--- What to do ---
Using the records below, count the lines with "какъ" in them. Give the number only.

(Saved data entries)
════
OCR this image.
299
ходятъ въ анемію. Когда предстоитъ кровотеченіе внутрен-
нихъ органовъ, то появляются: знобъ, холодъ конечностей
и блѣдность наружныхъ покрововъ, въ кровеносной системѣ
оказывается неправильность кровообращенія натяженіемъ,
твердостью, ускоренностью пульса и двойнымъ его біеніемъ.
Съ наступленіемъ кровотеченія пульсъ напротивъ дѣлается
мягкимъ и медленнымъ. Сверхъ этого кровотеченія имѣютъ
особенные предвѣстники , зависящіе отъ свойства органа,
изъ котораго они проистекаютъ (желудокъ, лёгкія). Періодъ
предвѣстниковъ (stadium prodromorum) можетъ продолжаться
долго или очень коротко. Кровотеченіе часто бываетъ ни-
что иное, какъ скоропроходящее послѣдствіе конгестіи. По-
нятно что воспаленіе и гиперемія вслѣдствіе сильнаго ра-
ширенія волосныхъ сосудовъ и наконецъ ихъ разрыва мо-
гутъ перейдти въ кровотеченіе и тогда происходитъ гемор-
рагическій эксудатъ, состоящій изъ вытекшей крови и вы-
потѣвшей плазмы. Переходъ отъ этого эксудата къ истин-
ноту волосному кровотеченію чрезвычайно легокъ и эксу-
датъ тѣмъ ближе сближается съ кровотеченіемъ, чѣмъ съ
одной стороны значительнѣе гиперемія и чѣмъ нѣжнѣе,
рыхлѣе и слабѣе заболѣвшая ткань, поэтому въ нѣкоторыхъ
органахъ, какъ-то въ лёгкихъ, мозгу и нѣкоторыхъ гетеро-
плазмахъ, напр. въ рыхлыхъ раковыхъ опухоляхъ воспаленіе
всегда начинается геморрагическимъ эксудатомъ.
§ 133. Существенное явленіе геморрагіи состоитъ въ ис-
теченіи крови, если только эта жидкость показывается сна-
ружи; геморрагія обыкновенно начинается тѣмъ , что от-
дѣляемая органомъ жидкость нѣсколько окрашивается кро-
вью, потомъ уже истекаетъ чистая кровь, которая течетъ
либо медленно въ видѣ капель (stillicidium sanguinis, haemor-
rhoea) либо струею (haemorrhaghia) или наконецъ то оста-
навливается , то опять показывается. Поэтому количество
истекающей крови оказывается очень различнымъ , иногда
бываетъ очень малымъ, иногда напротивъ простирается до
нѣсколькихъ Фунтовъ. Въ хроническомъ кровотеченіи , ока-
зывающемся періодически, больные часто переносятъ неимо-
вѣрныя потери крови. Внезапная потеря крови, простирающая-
════
--- Response ---
2